— start of INFORMATION PROVIDED —
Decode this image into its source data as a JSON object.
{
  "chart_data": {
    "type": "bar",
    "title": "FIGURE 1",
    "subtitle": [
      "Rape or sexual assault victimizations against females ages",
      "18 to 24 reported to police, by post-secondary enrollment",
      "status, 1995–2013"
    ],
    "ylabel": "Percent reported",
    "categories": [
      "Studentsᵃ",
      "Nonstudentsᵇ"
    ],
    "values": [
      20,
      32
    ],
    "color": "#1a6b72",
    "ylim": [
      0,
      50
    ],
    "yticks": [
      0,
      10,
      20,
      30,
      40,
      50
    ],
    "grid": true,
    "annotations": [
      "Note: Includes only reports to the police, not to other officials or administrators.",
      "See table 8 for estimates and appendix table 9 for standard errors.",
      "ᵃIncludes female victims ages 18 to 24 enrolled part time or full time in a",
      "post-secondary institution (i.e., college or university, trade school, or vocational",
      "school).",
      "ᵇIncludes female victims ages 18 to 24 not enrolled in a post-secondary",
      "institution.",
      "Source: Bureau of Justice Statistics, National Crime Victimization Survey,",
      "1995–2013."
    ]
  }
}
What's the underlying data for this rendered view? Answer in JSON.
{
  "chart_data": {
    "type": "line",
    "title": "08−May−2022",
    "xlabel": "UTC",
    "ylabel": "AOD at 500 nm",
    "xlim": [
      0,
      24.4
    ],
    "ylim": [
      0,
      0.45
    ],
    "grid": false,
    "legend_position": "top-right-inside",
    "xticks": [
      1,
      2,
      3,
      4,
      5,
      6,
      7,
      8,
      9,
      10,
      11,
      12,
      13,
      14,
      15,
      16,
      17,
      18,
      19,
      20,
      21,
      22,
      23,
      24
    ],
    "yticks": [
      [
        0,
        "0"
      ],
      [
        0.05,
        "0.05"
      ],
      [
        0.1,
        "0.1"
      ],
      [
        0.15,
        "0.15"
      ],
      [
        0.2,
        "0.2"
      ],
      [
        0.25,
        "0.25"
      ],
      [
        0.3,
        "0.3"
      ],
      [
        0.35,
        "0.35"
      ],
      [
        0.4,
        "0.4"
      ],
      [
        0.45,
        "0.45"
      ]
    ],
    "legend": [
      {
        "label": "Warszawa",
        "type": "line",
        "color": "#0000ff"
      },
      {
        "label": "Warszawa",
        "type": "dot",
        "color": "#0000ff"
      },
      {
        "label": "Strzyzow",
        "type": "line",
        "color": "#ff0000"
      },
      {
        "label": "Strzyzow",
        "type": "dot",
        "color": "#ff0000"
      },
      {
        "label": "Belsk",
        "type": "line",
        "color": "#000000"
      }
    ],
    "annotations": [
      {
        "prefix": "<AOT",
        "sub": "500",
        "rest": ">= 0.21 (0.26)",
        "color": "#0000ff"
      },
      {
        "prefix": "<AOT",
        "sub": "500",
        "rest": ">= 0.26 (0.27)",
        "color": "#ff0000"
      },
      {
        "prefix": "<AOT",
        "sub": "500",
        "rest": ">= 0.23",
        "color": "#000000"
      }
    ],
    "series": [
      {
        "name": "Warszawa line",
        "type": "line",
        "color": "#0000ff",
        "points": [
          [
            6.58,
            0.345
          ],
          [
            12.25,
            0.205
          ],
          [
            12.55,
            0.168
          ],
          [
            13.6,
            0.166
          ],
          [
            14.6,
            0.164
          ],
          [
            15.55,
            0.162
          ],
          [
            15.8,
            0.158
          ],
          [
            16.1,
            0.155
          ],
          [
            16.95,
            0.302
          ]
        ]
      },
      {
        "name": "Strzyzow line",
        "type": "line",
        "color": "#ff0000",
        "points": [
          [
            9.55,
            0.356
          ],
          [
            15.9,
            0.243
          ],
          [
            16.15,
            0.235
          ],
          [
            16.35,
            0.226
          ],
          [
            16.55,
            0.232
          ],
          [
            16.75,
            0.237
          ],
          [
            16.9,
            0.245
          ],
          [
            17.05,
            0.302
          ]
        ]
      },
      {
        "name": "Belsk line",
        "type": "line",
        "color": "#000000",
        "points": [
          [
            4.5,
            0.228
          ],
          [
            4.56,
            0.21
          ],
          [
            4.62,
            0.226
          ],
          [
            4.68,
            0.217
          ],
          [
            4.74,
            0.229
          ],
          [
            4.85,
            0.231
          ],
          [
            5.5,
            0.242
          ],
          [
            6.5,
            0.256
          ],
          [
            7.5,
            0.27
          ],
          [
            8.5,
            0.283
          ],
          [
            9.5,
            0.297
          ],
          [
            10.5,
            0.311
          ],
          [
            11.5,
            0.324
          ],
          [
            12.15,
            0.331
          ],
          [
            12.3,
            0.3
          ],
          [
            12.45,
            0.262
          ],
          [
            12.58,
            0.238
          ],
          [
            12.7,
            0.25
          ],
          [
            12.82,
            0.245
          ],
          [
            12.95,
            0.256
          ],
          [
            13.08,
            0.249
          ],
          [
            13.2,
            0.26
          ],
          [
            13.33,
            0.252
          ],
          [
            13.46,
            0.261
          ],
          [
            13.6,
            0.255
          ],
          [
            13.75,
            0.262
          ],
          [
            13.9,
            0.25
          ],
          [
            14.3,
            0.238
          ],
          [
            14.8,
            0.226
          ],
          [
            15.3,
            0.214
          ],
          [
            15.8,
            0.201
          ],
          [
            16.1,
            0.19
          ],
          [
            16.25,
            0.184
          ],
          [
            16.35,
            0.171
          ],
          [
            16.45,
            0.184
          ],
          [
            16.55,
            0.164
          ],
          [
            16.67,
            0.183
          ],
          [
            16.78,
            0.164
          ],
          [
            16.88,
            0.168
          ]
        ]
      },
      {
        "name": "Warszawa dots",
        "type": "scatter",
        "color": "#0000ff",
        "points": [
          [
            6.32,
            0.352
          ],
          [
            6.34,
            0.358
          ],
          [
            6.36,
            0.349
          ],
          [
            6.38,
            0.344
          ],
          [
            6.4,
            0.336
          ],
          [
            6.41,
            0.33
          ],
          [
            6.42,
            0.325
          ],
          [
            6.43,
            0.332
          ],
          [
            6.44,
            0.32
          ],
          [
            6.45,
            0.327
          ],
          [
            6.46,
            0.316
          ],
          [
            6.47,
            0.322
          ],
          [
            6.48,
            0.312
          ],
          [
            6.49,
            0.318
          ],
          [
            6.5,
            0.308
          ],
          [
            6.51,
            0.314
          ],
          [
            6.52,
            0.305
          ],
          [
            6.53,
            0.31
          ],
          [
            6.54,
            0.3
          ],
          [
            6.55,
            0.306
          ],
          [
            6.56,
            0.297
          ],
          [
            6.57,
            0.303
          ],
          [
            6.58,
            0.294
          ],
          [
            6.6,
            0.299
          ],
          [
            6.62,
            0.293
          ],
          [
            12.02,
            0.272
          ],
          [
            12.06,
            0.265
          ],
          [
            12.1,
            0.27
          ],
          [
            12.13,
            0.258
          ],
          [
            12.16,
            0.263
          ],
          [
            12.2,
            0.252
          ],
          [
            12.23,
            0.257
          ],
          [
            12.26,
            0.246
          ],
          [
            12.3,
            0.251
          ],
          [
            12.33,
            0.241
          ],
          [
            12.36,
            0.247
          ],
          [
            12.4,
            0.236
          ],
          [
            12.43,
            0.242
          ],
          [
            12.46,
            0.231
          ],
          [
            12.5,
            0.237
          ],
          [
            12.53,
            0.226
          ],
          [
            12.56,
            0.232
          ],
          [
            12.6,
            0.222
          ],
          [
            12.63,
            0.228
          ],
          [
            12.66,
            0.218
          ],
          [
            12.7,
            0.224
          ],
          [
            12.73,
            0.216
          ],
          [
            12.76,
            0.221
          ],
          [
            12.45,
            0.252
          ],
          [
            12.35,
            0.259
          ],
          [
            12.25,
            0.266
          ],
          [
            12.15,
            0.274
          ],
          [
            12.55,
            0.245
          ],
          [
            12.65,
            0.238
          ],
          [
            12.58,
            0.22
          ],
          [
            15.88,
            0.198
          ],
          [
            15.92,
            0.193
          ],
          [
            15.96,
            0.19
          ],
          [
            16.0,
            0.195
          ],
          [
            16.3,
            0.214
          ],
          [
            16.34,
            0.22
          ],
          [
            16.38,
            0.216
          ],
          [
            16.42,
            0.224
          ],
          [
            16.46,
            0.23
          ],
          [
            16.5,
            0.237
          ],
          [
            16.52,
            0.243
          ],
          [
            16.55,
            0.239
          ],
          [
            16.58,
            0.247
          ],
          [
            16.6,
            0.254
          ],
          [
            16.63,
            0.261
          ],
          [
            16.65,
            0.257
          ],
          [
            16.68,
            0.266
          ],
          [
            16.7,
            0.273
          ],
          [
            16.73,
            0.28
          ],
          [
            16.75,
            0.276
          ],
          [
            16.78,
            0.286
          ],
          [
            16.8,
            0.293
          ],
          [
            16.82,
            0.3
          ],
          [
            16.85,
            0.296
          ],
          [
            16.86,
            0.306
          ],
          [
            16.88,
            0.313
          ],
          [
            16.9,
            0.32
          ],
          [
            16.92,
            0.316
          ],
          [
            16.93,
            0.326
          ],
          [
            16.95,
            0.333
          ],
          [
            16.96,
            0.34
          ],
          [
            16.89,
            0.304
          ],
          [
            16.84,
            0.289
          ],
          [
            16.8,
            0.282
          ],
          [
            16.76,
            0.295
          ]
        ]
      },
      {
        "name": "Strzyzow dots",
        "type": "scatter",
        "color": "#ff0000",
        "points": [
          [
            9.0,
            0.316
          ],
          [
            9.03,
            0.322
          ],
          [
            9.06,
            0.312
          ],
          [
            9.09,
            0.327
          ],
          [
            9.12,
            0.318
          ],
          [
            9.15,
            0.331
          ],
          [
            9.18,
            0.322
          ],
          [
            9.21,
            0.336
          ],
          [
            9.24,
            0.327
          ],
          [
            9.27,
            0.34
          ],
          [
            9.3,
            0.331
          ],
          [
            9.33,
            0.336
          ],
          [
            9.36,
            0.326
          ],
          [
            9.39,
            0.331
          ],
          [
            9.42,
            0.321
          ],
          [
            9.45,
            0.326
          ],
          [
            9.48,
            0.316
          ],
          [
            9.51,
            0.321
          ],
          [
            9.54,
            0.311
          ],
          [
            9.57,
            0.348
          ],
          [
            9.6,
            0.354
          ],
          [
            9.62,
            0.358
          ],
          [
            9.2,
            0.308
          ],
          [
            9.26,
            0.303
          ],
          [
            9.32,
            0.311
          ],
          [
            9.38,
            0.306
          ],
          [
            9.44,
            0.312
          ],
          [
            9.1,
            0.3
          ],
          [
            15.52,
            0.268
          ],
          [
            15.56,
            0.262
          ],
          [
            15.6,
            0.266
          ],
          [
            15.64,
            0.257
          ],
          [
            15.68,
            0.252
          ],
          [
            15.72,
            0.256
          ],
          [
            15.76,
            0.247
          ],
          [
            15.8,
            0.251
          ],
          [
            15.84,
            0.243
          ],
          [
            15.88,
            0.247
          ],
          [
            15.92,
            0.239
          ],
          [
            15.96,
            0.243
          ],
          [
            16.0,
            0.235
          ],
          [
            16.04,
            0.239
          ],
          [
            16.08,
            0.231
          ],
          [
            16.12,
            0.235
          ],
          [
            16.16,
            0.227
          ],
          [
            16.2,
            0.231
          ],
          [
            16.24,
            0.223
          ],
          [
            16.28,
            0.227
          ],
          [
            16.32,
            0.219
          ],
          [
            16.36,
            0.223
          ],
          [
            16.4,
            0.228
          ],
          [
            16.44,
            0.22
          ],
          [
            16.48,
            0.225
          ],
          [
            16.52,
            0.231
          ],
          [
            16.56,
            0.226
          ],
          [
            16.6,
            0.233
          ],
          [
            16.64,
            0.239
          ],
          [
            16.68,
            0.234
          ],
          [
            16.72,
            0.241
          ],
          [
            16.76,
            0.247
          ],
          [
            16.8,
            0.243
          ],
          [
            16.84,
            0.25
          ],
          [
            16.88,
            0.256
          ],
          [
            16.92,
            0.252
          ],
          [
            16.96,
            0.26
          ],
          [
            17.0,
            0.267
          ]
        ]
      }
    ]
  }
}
— end of INFORMATION PROVIDED —
◆ YOUR INSTRUCTIONS ◆
Gather each line of the listing that holds the string "Strzyzow".

◆ RESULT FOR THIS EXERCISE ◆
        "label": "Strzyzow",
        "label": "Strzyzow",
        "name": "Strzyzow line",
        "name": "Strzyzow dots",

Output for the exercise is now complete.